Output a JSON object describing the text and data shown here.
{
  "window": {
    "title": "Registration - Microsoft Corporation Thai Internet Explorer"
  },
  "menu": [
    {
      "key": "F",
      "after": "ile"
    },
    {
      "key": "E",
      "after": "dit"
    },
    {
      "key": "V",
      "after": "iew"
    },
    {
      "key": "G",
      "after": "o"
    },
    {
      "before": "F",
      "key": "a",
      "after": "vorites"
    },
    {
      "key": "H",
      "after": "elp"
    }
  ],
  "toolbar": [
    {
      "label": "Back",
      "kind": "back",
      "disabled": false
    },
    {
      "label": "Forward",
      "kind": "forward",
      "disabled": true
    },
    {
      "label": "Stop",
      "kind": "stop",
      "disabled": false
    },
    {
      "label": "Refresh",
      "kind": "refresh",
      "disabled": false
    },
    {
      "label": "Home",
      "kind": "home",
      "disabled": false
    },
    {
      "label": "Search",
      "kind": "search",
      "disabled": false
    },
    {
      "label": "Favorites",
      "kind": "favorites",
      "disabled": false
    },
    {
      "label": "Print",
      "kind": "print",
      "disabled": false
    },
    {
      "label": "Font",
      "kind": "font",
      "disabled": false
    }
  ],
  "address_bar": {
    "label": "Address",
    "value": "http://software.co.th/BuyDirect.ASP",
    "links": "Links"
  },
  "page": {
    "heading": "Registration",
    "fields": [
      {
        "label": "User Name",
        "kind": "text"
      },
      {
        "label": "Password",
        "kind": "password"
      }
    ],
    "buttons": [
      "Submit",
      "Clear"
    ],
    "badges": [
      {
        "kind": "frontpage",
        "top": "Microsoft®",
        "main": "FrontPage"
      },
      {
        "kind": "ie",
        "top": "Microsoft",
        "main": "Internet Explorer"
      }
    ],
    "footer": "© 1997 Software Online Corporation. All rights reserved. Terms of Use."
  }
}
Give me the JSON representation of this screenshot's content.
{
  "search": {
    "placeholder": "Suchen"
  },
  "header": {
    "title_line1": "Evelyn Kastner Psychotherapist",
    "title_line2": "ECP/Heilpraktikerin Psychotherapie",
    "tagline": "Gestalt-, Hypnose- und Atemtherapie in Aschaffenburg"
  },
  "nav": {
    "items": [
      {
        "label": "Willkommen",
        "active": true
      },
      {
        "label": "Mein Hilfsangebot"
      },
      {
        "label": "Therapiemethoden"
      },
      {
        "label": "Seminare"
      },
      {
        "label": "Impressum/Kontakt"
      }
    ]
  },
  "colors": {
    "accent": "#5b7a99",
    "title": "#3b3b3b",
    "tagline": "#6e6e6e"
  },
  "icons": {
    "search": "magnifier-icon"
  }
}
-*-
- [What is required]: Each line holding "tagline" must be found and copied.

- [Expected output]:
    "tagline": "Gestalt-, Hypnose- und Atemtherapie in Aschaffenburg"
    "tagline": "#6e6e6e"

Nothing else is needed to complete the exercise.